▶ [EXERCISE] Transcribe all the entries word for word, omitting any pictures they contain.
+ + + + +
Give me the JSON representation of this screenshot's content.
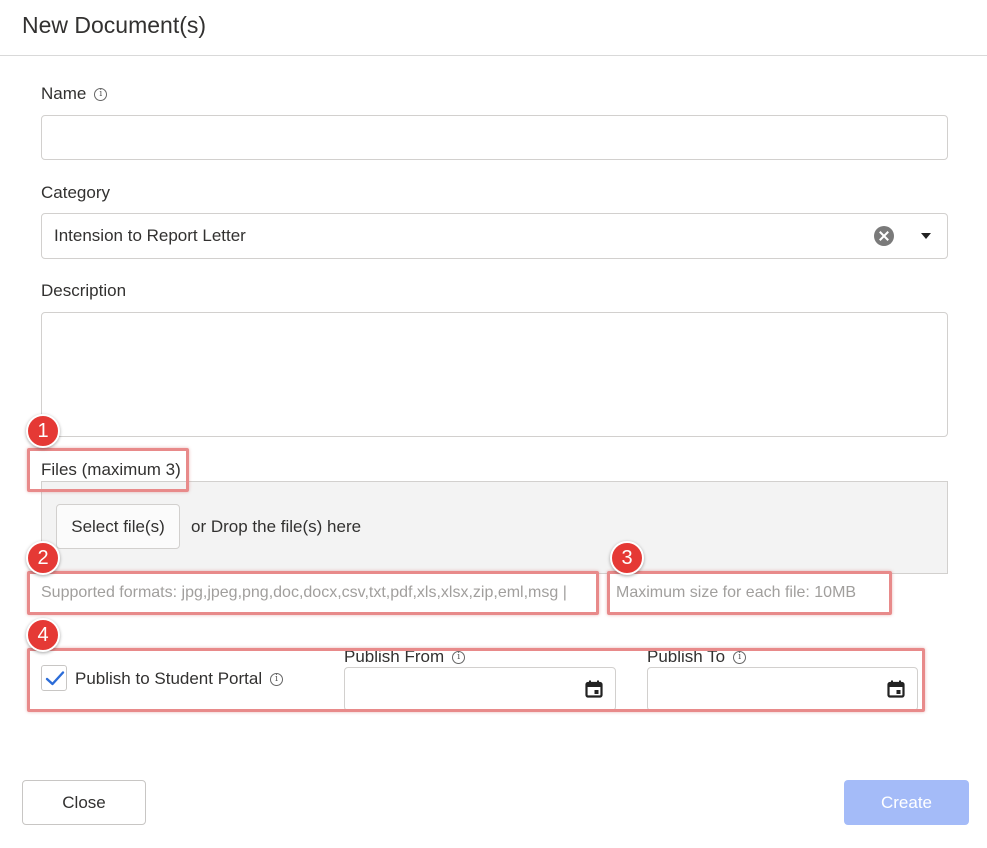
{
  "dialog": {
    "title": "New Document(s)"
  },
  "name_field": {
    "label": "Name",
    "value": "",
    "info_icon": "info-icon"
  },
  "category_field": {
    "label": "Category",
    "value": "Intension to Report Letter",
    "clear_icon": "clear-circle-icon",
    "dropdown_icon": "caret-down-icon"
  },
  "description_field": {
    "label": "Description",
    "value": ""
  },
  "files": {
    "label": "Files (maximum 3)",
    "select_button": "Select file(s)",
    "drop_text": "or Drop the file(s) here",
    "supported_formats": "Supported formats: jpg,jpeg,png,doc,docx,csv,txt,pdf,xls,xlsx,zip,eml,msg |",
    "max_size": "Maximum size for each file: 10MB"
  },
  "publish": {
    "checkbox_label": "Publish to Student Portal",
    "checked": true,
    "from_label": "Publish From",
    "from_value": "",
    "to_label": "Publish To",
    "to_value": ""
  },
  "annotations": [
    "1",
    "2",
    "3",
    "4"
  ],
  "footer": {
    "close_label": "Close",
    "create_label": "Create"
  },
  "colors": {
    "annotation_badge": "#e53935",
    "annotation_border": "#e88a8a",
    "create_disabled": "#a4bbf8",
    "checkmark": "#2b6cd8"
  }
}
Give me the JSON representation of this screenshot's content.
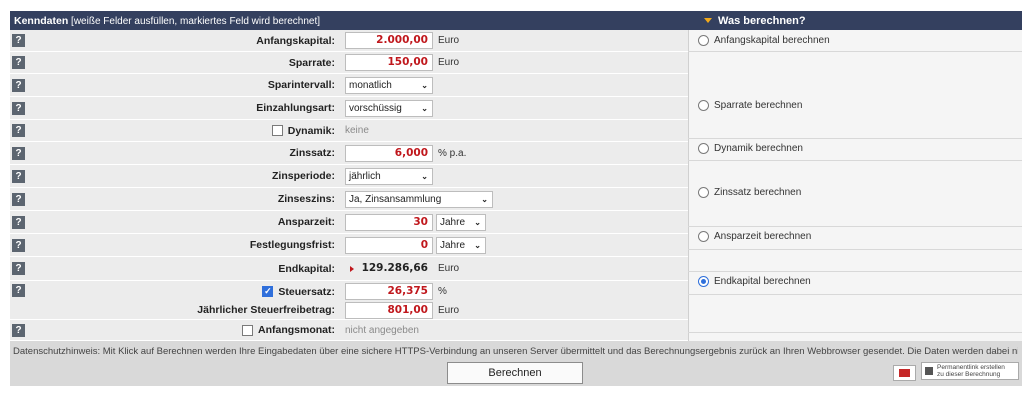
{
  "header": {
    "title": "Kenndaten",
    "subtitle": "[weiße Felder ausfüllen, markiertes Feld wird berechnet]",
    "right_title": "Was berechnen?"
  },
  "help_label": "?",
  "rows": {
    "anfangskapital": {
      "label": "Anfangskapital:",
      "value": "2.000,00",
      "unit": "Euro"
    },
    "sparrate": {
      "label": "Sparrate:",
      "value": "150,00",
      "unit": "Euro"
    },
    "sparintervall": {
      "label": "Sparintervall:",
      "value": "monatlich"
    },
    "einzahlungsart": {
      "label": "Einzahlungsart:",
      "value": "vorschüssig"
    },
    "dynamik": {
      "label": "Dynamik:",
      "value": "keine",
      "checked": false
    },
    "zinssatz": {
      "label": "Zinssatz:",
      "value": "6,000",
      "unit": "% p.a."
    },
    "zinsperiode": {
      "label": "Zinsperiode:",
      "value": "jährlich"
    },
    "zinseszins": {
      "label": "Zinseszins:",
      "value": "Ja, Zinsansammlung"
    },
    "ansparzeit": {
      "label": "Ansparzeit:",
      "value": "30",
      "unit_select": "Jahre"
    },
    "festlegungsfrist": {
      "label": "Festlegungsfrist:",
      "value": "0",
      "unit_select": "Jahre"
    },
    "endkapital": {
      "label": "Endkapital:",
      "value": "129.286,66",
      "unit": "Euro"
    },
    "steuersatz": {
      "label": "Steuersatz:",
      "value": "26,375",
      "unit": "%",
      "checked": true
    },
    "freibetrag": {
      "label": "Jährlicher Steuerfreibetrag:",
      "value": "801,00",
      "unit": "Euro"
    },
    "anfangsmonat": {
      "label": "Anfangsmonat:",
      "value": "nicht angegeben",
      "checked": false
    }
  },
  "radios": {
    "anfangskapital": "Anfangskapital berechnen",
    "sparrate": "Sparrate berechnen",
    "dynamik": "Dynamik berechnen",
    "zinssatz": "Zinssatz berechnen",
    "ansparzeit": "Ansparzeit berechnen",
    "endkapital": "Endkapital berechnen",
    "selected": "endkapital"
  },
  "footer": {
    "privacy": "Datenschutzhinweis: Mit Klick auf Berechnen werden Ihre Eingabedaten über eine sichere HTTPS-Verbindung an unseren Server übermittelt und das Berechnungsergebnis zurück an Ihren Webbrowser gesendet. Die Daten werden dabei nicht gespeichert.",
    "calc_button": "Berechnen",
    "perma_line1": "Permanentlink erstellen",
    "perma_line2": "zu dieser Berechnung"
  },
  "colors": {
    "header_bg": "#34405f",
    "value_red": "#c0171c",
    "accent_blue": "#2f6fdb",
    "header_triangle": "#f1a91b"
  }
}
+ + + + +
▶ [OUTPUT OF THE TASK]
Give me the JSON representation of this screenshot's content.
{
  "dialog": {
    "title": "New Document(s)"
  },
  "name_field": {
    "label": "Name",
    "value": "",
    "info_icon": "info-icon"
  },
  "category_field": {
    "label": "Category",
    "value": "Intension to Report Letter",
    "clear_icon": "clear-circle-icon",
    "dropdown_icon": "caret-down-icon"
  },
  "description_field": {
    "label": "Description",
    "value": ""
  },
  "files": {
    "label": "Files (maximum 3)",
    "select_button": "Select file(s)",
    "drop_text": "or Drop the file(s) here",
    "supported_formats": "Supported formats: jpg,jpeg,png,doc,docx,csv,txt,pdf,xls,xlsx,zip,eml,msg |",
    "max_size": "Maximum size for each file: 10MB"
  },
  "publish": {
    "checkbox_label": "Publish to Student Portal",
    "checked": true,
    "from_label": "Publish From",
    "from_value": "",
    "to_label": "Publish To",
    "to_value": ""
  },
  "annotations": [
    "1",
    "2",
    "3",
    "4"
  ],
  "footer": {
    "close_label": "Close",
    "create_label": "Create"
  },
  "colors": {
    "annotation_badge": "#e53935",
    "annotation_border": "#e88a8a",
    "create_disabled": "#a4bbf8",
    "checkmark": "#2b6cd8"
  }
}
Give me the JSON representation of this screenshot's content.
{
  "header": {
    "title": "Kenndaten",
    "subtitle": "[weiße Felder ausfüllen, markiertes Feld wird berechnet]",
    "right_title": "Was berechnen?"
  },
  "help_label": "?",
  "rows": {
    "anfangskapital": {
      "label": "Anfangskapital:",
      "value": "2.000,00",
      "unit": "Euro"
    },
    "sparrate": {
      "label": "Sparrate:",
      "value": "150,00",
      "unit": "Euro"
    },
    "sparintervall": {
      "label": "Sparintervall:",
      "value": "monatlich"
    },
    "einzahlungsart": {
      "label": "Einzahlungsart:",
      "value": "vorschüssig"
    },
    "dynamik": {
      "label": "Dynamik:",
      "value": "keine",
      "checked": false
    },
    "zinssatz": {
      "label": "Zinssatz:",
      "value": "6,000",
      "unit": "% p.a."
    },
    "zinsperiode": {
      "label": "Zinsperiode:",
      "value": "jährlich"
    },
    "zinseszins": {
      "label": "Zinseszins:",
      "value": "Ja, Zinsansammlung"
    },
    "ansparzeit": {
      "label": "Ansparzeit:",
      "value": "30",
      "unit_select": "Jahre"
    },
    "festlegungsfrist": {
      "label": "Festlegungsfrist:",
      "value": "0",
      "unit_select": "Jahre"
    },
    "endkapital": {
      "label": "Endkapital:",
      "value": "129.286,66",
      "unit": "Euro"
    },
    "steuersatz": {
      "label": "Steuersatz:",
      "value": "26,375",
      "unit": "%",
      "checked": true
    },
    "freibetrag": {
      "label": "Jährlicher Steuerfreibetrag:",
      "value": "801,00",
      "unit": "Euro"
    },
    "anfangsmonat": {
      "label": "Anfangsmonat:",
      "value": "nicht angegeben",
      "checked": false
    }
  },
  "radios": {
    "anfangskapital": "Anfangskapital berechnen",
    "sparrate": "Sparrate berechnen",
    "dynamik": "Dynamik berechnen",
    "zinssatz": "Zinssatz berechnen",
    "ansparzeit": "Ansparzeit berechnen",
    "endkapital": "Endkapital berechnen",
    "selected": "endkapital"
  },
  "footer": {
    "privacy": "Datenschutzhinweis: Mit Klick auf Berechnen werden Ihre Eingabedaten über eine sichere HTTPS-Verbindung an unseren Server übermittelt und das Berechnungsergebnis zurück an Ihren Webbrowser gesendet. Die Daten werden dabei nicht gespeichert.",
    "calc_button": "Berechnen",
    "perma_line1": "Permanentlink erstellen",
    "perma_line2": "zu dieser Berechnung"
  },
  "colors": {
    "header_bg": "#34405f",
    "value_red": "#c0171c",
    "accent_blue": "#2f6fdb",
    "header_triangle": "#f1a91b"
  }
}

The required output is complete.